--- WORK INSTRUCTIONS ---
Check every line of the data below for the string "släcks", and copy the ones that hold it.

Saved entries:
______
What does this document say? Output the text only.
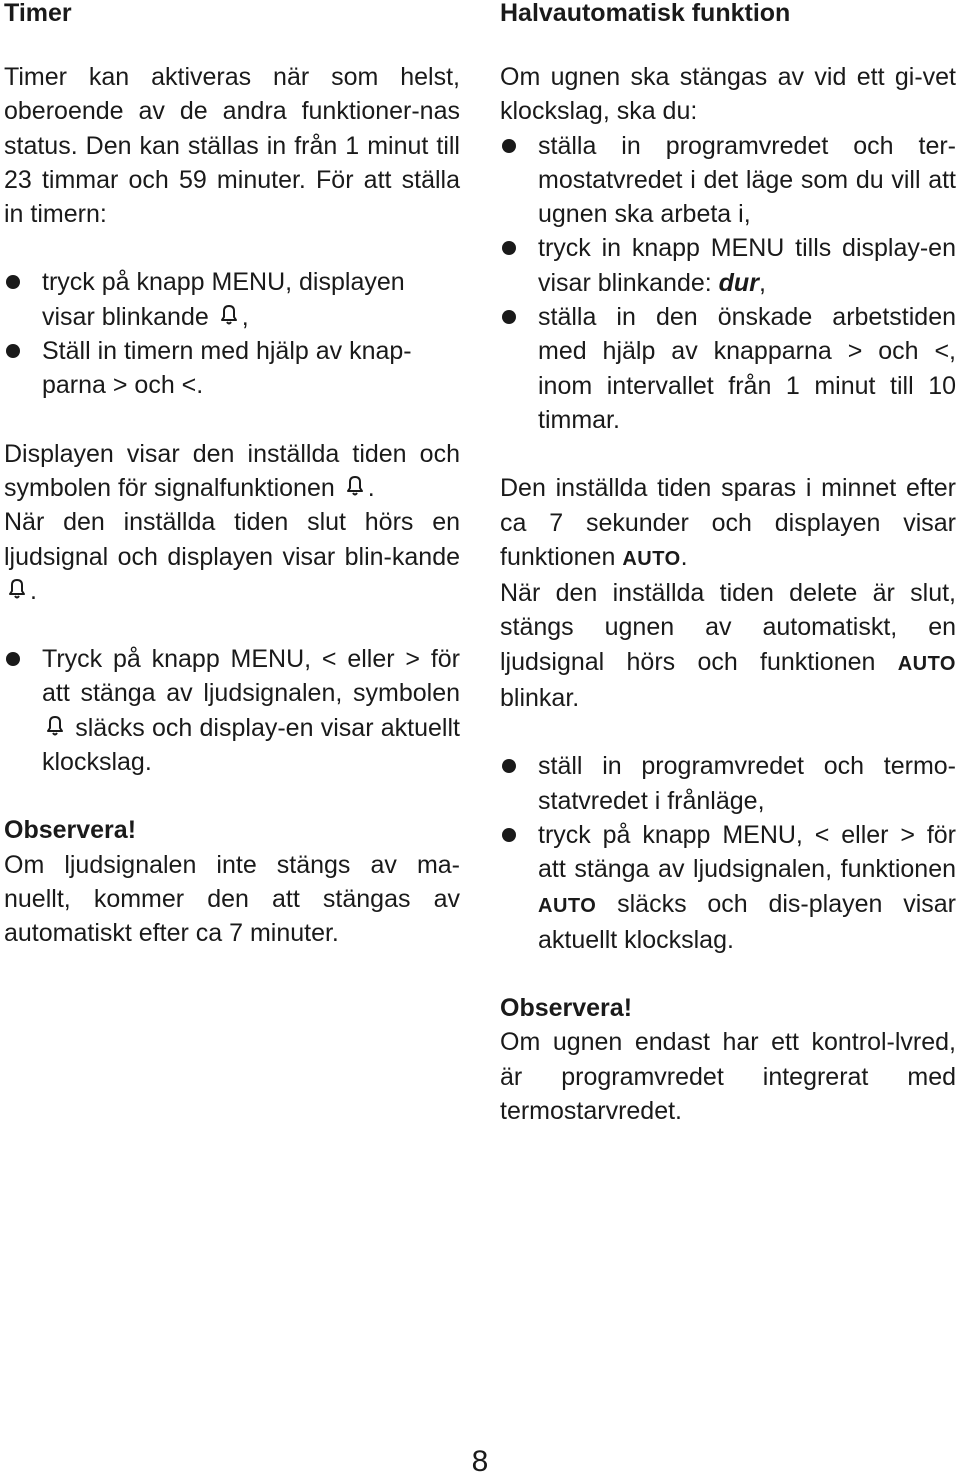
Timer

Timer kan aktiveras när som helst, oberoende av de andra funktioner-nas status. Den kan ställas in från 1 minut till 23 timmar och 59 minuter. För att ställa in timern:

tryck på knapp MENU, displayen visar blinkande
,
Ställ in timern med hjälp av knap-parna > och <.

Displayen visar den inställda tiden och symbolen för signalfunktionen
.

När den inställda tiden slut hörs en ljudsignal och displayen visar blin-kande
.

Tryck på knapp MENU, < eller > för att stänga av ljudsignalen, symbolen
släcks och display-en visar aktuellt klockslag.

Observera!

Om ljudsignalen inte stängs av ma-nuellt, kommer den att stängas av automatiskt efter ca 7 minuter.

Halvautomatisk funktion

Om ugnen ska stängas av vid ett gi-vet klockslag, ska du:

ställa in programvredet och ter-mostatvredet i det läge som du vill att ugnen ska arbeta i,
tryck in knapp MENU tills display-en visar blinkande: dur,
ställa in den önskade arbetstiden med hjälp av knapparna > och <, inom intervallet från 1 minut till 10 timmar.

Den inställda tiden sparas i minnet efter ca 7 sekunder och displayen visar funktionen AUTO.

När den inställda tiden delete är slut, stängs ugnen av automatiskt, en ljudsignal hörs och funktionen AUTO blinkar.

ställ in programvredet och termo-statvredet i frånläge,
tryck på knapp MENU, < eller > för att stänga av ljudsignalen, funktionen AUTO släcks och dis-playen visar aktuellt klockslag.

Observera!

Om ugnen endast har ett kontrol-lvred, är programvredet integrerat med termostarvredet.

8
______
--- ANSWER FOR THIS EXERCISE ---
släcks och display-en visar aktuellt klockslag.
tryck på knapp MENU, < eller > för att stänga av ljudsignalen, funktionen AUTO släcks och dis-playen visar aktuellt klockslag.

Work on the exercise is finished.